▶ [What to work on]:
Scan the material and copy every line in which "开漏驱动" appears.
** START The data **
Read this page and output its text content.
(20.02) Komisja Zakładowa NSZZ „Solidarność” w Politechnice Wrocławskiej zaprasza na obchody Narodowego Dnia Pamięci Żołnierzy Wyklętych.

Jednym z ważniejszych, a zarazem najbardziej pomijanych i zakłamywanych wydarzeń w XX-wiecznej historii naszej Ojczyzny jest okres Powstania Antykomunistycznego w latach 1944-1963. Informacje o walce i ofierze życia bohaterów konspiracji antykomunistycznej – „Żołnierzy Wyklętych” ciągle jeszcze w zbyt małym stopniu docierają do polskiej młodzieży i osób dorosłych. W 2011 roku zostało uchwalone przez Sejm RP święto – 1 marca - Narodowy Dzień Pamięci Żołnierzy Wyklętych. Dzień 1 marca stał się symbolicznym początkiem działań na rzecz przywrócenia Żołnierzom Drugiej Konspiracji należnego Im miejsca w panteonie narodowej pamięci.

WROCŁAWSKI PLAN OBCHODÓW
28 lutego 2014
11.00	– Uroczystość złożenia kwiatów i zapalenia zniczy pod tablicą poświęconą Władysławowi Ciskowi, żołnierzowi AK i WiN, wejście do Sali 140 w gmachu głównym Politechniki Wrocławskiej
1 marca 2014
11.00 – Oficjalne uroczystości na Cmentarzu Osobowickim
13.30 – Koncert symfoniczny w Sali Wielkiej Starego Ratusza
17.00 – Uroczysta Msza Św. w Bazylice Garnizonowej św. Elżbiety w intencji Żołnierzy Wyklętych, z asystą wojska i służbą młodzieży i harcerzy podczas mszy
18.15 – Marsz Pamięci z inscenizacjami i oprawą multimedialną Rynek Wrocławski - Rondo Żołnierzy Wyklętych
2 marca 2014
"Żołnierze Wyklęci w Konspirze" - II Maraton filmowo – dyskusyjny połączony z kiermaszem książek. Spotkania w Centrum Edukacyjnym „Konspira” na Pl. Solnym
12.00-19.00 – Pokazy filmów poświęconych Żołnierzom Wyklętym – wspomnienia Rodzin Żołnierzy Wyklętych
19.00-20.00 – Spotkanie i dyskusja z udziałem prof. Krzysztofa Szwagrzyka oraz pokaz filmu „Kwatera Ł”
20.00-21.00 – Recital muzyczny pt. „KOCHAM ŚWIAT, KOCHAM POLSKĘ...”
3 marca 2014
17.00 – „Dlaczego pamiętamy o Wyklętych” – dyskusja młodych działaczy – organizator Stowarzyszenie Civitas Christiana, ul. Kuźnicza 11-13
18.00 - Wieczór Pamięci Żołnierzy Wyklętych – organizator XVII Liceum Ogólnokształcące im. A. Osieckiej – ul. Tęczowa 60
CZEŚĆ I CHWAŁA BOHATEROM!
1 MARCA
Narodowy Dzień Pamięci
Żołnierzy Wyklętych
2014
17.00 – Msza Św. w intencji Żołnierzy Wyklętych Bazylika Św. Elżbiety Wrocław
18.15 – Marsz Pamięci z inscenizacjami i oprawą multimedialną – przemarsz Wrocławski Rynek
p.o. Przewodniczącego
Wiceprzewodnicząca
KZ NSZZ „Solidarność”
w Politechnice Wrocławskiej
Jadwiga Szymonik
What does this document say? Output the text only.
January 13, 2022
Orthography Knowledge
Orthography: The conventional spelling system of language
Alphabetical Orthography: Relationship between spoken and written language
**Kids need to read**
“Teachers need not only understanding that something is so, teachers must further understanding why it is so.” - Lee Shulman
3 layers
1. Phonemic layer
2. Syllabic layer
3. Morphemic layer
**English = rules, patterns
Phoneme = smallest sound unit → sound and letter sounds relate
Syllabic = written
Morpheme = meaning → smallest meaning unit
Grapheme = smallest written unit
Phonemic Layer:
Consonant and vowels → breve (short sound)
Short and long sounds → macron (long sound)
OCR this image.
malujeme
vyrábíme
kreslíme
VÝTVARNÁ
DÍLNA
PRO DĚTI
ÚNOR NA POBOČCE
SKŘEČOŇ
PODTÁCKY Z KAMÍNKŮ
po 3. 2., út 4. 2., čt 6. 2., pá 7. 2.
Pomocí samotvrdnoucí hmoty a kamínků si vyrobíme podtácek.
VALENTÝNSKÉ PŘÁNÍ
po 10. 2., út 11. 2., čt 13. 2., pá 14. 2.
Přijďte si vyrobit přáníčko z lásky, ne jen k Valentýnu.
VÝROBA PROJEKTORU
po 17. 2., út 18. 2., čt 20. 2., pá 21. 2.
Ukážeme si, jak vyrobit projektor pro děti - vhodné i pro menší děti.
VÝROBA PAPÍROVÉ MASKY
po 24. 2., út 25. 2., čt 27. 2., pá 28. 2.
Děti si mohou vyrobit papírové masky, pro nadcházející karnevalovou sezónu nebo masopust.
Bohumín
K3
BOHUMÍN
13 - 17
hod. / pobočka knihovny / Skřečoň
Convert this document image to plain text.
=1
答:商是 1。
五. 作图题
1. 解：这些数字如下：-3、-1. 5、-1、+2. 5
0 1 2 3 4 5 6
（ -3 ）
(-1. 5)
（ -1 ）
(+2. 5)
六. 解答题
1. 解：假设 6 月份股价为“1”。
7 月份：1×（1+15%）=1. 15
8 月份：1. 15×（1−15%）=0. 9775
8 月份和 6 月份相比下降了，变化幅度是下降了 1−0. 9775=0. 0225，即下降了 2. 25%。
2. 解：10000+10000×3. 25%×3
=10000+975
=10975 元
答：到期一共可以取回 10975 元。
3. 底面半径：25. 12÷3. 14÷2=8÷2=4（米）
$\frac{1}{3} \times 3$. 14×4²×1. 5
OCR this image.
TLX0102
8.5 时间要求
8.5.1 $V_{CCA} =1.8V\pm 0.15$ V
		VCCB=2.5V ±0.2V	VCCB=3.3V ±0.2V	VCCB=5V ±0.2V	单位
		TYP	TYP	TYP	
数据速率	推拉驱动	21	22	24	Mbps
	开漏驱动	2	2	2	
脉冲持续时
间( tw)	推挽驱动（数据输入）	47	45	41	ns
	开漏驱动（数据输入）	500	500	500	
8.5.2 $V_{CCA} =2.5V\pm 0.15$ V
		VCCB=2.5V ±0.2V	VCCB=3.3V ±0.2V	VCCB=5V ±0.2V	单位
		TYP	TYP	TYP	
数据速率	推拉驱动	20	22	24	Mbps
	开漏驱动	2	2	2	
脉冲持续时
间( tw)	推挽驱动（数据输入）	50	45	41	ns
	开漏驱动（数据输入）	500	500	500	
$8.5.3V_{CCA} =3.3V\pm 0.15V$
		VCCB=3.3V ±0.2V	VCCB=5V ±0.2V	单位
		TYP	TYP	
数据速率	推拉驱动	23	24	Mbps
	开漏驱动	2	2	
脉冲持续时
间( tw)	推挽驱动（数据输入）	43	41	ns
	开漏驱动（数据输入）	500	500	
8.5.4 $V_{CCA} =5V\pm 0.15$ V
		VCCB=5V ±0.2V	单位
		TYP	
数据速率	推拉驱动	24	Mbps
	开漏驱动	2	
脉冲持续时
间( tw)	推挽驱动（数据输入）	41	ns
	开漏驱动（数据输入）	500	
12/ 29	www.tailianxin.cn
** END The data **
▶ [Response]:
	开漏驱动	2	2	2	
	开漏驱动（数据输入）	500	500	500	
	开漏驱动	2	2	2	
	开漏驱动（数据输入）	500	500	500	
	开漏驱动	2	2	
	开漏驱动（数据输入）	500	500	
	开漏驱动	2	
	开漏驱动（数据输入）	500	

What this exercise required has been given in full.